A block of data:
——

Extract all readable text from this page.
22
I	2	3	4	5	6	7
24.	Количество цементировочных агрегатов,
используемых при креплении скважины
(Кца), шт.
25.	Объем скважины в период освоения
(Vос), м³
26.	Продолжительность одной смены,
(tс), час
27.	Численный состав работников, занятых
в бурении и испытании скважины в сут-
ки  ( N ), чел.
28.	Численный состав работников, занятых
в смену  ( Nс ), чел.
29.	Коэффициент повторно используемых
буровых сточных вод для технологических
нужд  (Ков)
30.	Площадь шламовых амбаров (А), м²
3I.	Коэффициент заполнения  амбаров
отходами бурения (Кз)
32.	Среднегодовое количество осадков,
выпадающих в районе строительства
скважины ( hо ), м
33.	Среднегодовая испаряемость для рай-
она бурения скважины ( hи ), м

——

→ WORK INSTRUCTIONS: Transcribe the whole listing with nothing added or left out.

→ OUTPUT FOR THIS TASK:
Extract all readable text from this page.
22
I	2	3	4	5	6	7
24.	Количество цементировочных агрегатов,
используемых при креплении скважины
(Кца), шт.
25.	Объем скважины в период освоения
(Vос), м³
26.	Продолжительность одной смены,
(tс), час
27.	Численный состав работников, занятых
в бурении и испытании скважины в сут-
ки  ( N ), чел.
28.	Численный состав работников, занятых
в смену  ( Nс ), чел.
29.	Коэффициент повторно используемых
буровых сточных вод для технологических
нужд  (Ков)
30.	Площадь шламовых амбаров (А), м²
3I.	Коэффициент заполнения  амбаров
отходами бурения (Кз)
32.	Среднегодовое количество осадков,
выпадающих в районе строительства
скважины ( hо ), м
33.	Среднегодовая испаряемость для рай-
она бурения скважины ( hи ), м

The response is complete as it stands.